▸ Aim A: Count the lines of the records that contain the word "pasaron", and give only that number.
── Page excerpt ──
Figure 11.7: Ceteris-paribus profiles for variables class and embarked and the titanic_rf random-forest model for the Titanic data. Blue dots indicate the values of the variables and of the prediction for Henry.

11.6.2 Advanced use of the predict_profile() function

The predict_profile() function is very flexible. To better understand how can it be used, we briefly review its arguments:

  • explainer, data, predict_function, label - they provide information about the model. If the object provided in the explainer argument has been created with the DALEX::explain() function, then values of the other arguments are extracted from the object; this is how we use the function in this chapter. Otherwise, we have got to specify directly the model-object, the data frame used for fitting the model, the function that should be used to compute predictions, and the model label.
  • new_observation - a data frame with data for instance(s), for which we want to calculate CP profiles, with the same variables as in the data used to fit the model. Note, however, that it is best not to inlcude the dependent variable in the data frame.
  • y - the observed values of the dependent variable corresponding to new_observation. The use of this argument is illustrated in Section 13.1.
  • variables - names of explanatory variables, for which CP profiles are to be calculated. By default variables = NULL and the profiles are constructed for all variables, which may be time consuming.
───
▸ Aim B: Reproduce word for word the stretch of the predict_profile() excerpt from "The predict_profile() function is" through "the model label.".
── Records provided ──
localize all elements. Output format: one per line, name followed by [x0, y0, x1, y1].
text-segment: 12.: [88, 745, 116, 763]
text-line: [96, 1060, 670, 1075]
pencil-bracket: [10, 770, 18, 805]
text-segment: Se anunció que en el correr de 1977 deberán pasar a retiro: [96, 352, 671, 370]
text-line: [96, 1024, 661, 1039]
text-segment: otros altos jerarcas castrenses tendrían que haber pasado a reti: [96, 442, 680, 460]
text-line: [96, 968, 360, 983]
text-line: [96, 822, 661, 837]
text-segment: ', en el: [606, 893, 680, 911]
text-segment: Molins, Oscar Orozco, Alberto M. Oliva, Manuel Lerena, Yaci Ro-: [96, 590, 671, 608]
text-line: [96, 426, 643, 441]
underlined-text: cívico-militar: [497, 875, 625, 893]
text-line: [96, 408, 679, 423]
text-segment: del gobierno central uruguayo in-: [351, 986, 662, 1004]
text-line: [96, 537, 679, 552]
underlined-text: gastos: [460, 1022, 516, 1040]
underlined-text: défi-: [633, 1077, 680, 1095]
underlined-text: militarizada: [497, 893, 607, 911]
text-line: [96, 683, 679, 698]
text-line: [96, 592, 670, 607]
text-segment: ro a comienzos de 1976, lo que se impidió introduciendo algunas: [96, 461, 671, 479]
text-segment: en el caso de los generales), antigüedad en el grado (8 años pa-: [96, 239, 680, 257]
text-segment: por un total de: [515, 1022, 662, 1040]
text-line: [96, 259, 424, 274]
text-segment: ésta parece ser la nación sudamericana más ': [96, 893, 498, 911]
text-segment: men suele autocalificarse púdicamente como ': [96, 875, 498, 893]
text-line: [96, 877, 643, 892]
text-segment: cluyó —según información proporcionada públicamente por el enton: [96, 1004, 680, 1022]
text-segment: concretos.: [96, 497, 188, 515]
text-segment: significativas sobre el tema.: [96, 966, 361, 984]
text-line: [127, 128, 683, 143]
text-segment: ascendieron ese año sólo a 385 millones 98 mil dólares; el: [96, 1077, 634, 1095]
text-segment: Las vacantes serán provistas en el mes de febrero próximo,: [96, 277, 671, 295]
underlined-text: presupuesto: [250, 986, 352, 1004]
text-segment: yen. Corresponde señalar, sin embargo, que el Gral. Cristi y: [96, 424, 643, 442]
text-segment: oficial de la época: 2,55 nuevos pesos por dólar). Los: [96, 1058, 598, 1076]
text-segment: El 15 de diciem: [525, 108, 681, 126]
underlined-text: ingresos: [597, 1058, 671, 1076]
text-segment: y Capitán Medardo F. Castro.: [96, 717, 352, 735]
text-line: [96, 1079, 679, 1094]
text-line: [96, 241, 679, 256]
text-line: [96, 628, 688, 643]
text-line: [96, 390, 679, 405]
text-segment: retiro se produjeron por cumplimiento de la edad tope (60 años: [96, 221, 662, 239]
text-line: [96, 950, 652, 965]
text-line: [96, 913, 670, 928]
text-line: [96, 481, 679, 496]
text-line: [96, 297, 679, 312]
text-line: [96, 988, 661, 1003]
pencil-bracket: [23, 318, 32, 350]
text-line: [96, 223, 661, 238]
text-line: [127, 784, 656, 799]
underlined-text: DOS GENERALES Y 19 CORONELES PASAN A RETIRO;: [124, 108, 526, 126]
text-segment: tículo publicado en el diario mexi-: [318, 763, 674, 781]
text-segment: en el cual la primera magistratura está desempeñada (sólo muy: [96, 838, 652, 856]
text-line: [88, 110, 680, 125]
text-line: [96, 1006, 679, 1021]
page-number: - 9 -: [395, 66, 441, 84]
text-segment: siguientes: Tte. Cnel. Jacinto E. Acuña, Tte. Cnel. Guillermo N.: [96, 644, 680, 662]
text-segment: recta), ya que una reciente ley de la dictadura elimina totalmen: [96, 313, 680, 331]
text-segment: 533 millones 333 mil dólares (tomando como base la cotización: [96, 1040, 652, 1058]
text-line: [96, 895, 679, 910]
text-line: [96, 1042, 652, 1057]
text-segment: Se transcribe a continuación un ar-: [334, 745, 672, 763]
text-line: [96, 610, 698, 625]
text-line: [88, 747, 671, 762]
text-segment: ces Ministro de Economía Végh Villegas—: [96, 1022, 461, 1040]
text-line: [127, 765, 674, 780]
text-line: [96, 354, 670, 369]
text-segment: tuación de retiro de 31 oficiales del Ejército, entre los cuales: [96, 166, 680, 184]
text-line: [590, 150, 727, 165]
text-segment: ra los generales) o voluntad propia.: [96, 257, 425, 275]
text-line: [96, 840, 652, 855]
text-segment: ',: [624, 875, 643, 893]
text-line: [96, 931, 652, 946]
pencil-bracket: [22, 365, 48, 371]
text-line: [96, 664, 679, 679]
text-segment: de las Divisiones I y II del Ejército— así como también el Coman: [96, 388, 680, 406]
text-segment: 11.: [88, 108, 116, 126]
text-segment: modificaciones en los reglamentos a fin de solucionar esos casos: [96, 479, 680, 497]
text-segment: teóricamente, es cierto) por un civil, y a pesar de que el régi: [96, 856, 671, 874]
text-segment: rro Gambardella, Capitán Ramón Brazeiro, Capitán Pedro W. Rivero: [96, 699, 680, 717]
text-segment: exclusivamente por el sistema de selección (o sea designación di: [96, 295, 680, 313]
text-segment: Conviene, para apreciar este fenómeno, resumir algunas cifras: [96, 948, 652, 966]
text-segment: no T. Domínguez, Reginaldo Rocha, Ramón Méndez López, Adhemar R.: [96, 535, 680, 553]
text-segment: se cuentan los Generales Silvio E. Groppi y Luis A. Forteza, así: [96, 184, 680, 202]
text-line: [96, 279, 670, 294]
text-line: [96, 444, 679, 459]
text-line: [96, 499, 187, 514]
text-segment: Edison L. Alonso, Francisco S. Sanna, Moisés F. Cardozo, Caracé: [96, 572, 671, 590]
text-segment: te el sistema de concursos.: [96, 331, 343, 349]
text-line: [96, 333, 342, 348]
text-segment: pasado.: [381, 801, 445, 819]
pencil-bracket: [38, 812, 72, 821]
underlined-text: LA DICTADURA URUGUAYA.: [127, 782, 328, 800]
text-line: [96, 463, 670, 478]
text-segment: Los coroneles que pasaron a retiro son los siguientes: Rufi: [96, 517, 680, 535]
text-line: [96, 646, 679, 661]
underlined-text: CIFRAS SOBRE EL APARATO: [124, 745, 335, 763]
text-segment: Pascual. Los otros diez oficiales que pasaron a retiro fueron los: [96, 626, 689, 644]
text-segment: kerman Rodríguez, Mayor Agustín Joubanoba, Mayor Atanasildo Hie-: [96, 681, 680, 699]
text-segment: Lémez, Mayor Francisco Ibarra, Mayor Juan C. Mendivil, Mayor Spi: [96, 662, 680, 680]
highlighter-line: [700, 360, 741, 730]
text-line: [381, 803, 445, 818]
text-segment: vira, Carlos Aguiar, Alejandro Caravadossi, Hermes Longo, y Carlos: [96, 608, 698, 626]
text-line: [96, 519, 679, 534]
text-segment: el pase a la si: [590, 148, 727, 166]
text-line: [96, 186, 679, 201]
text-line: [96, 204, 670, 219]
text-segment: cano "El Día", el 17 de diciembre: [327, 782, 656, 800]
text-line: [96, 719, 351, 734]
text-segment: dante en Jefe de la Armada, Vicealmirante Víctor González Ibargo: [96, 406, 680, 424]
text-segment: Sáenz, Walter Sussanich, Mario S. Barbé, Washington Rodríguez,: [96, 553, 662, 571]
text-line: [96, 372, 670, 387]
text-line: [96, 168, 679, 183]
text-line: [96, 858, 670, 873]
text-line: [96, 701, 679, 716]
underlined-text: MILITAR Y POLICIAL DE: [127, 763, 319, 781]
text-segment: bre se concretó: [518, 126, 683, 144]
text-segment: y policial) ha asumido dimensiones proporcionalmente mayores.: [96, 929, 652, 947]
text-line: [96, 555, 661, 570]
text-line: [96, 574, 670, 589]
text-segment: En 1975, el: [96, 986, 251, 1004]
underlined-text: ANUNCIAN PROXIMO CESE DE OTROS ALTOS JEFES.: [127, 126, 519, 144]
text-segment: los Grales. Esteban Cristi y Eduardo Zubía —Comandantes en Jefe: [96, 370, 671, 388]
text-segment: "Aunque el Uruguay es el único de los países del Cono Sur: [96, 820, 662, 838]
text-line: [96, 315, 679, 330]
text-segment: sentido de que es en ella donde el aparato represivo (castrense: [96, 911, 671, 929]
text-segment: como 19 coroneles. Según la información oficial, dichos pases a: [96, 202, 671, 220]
───
▸ Complete response A: 2

▸ Complete response B:
The predict_profile() function is very flexible. To better understand how can it be used, we briefly review its arguments:

  • explainer, data, predict_function, label - they provide information about the model. If the object provided in the explainer argument has been created with the DALEX::explain() function, then values of the other arguments are extracted from the object; this is how we use the function in this chapter. Otherwise, we have got to specify directly the model-object, the data frame used for fitting the model, the function that should be used to compute predictions, and the model label.